## MATERIAL SUPPLIED

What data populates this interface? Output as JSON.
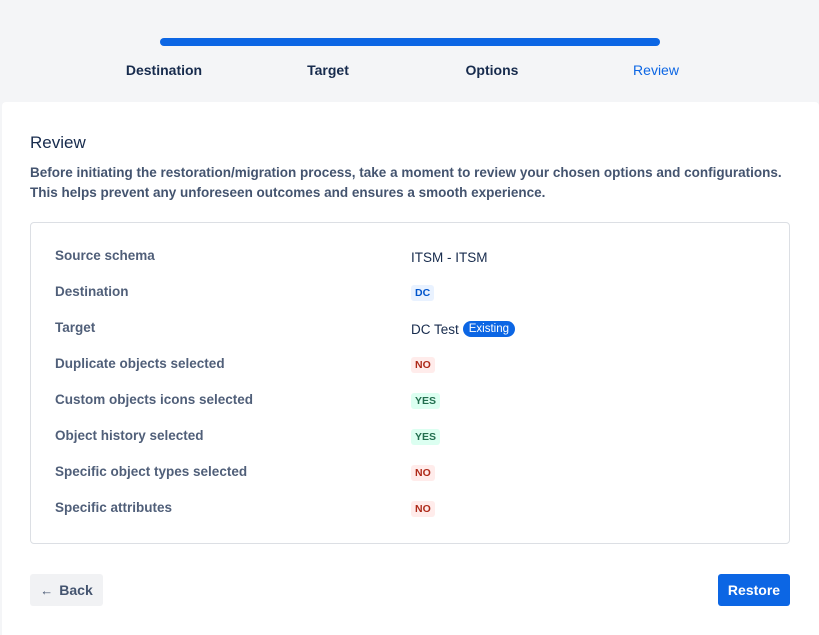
{
  "stepper": {
    "progress_fraction": 1.0,
    "progress_color": "#0c66e4",
    "steps": [
      {
        "label": "Destination"
      },
      {
        "label": "Target"
      },
      {
        "label": "Options"
      },
      {
        "label": "Review"
      }
    ],
    "active_step": "Review"
  },
  "page": {
    "title": "Review",
    "description_line1": "Before initiating the restoration/migration process, take a moment to review your chosen options and configurations.",
    "description_line2": "This helps prevent any unforeseen outcomes and ensures a smooth experience."
  },
  "summary": {
    "rows": [
      {
        "label": "Source schema",
        "value": "ITSM - ITSM"
      },
      {
        "label": "Destination",
        "value": "DC"
      },
      {
        "label": "Target",
        "value": "DC Test",
        "badge": "Existing"
      },
      {
        "label": "Duplicate objects selected",
        "value": "NO"
      },
      {
        "label": "Custom objects icons selected",
        "value": "YES"
      },
      {
        "label": "Object history selected",
        "value": "YES"
      },
      {
        "label": "Specific object types selected",
        "value": "NO"
      },
      {
        "label": "Specific attributes",
        "value": "NO"
      }
    ]
  },
  "actions": {
    "back_label": "Back",
    "back_icon": "arrow-left-icon",
    "restore_label": "Restore"
  }
}
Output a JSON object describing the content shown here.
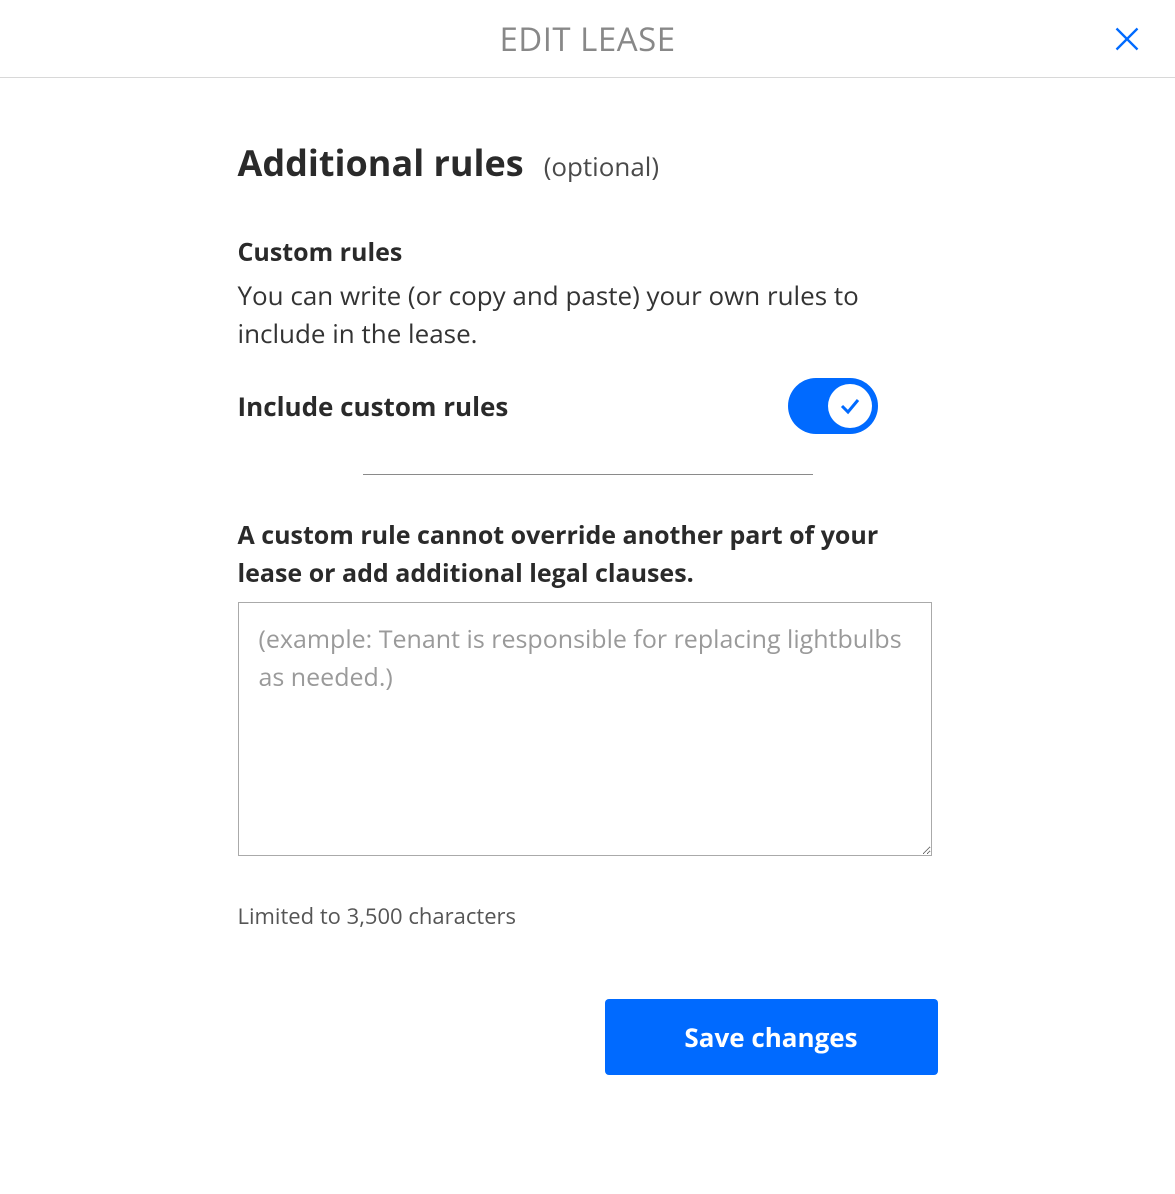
{
  "modal": {
    "title": "EDIT LEASE"
  },
  "section": {
    "title": "Additional rules",
    "optional": "(optional)"
  },
  "customRules": {
    "heading": "Custom rules",
    "description": "You can write (or copy and paste) your own rules to include in the lease.",
    "toggleLabel": "Include custom rules",
    "toggleOn": true,
    "note": "A custom rule cannot override another part of your lease or add additional legal clauses.",
    "textareaPlaceholder": "(example: Tenant is responsible for replacing lightbulbs as needed.)",
    "textareaValue": "",
    "limitText": "Limited to 3,500 characters"
  },
  "actions": {
    "saveLabel": "Save changes"
  }
}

## TASK DIRECTIONS
Print out the whole of the material word for word, without pictures.

## WRITTEN RESPONSE
What data populates this interface? Output as JSON.
{
  "stepper": {
    "progress_fraction": 1.0,
    "progress_color": "#0c66e4",
    "steps": [
      {
        "label": "Destination"
      },
      {
        "label": "Target"
      },
      {
        "label": "Options"
      },
      {
        "label": "Review"
      }
    ],
    "active_step": "Review"
  },
  "page": {
    "title": "Review",
    "description_line1": "Before initiating the restoration/migration process, take a moment to review your chosen options and configurations.",
    "description_line2": "This helps prevent any unforeseen outcomes and ensures a smooth experience."
  },
  "summary": {
    "rows": [
      {
        "label": "Source schema",
        "value": "ITSM - ITSM"
      },
      {
        "label": "Destination",
        "value": "DC"
      },
      {
        "label": "Target",
        "value": "DC Test",
        "badge": "Existing"
      },
      {
        "label": "Duplicate objects selected",
        "value": "NO"
      },
      {
        "label": "Custom objects icons selected",
        "value": "YES"
      },
      {
        "label": "Object history selected",
        "value": "YES"
      },
      {
        "label": "Specific object types selected",
        "value": "NO"
      },
      {
        "label": "Specific attributes",
        "value": "NO"
      }
    ]
  },
  "actions": {
    "back_label": "Back",
    "back_icon": "arrow-left-icon",
    "restore_label": "Restore"
  }
}
Output a JSON object describing the content shown here.
{
  "modal": {
    "title": "EDIT LEASE"
  },
  "section": {
    "title": "Additional rules",
    "optional": "(optional)"
  },
  "customRules": {
    "heading": "Custom rules",
    "description": "You can write (or copy and paste) your own rules to include in the lease.",
    "toggleLabel": "Include custom rules",
    "toggleOn": true,
    "note": "A custom rule cannot override another part of your lease or add additional legal clauses.",
    "textareaPlaceholder": "(example: Tenant is responsible for replacing lightbulbs as needed.)",
    "textareaValue": "",
    "limitText": "Limited to 3,500 characters"
  },
  "actions": {
    "saveLabel": "Save changes"
  }
}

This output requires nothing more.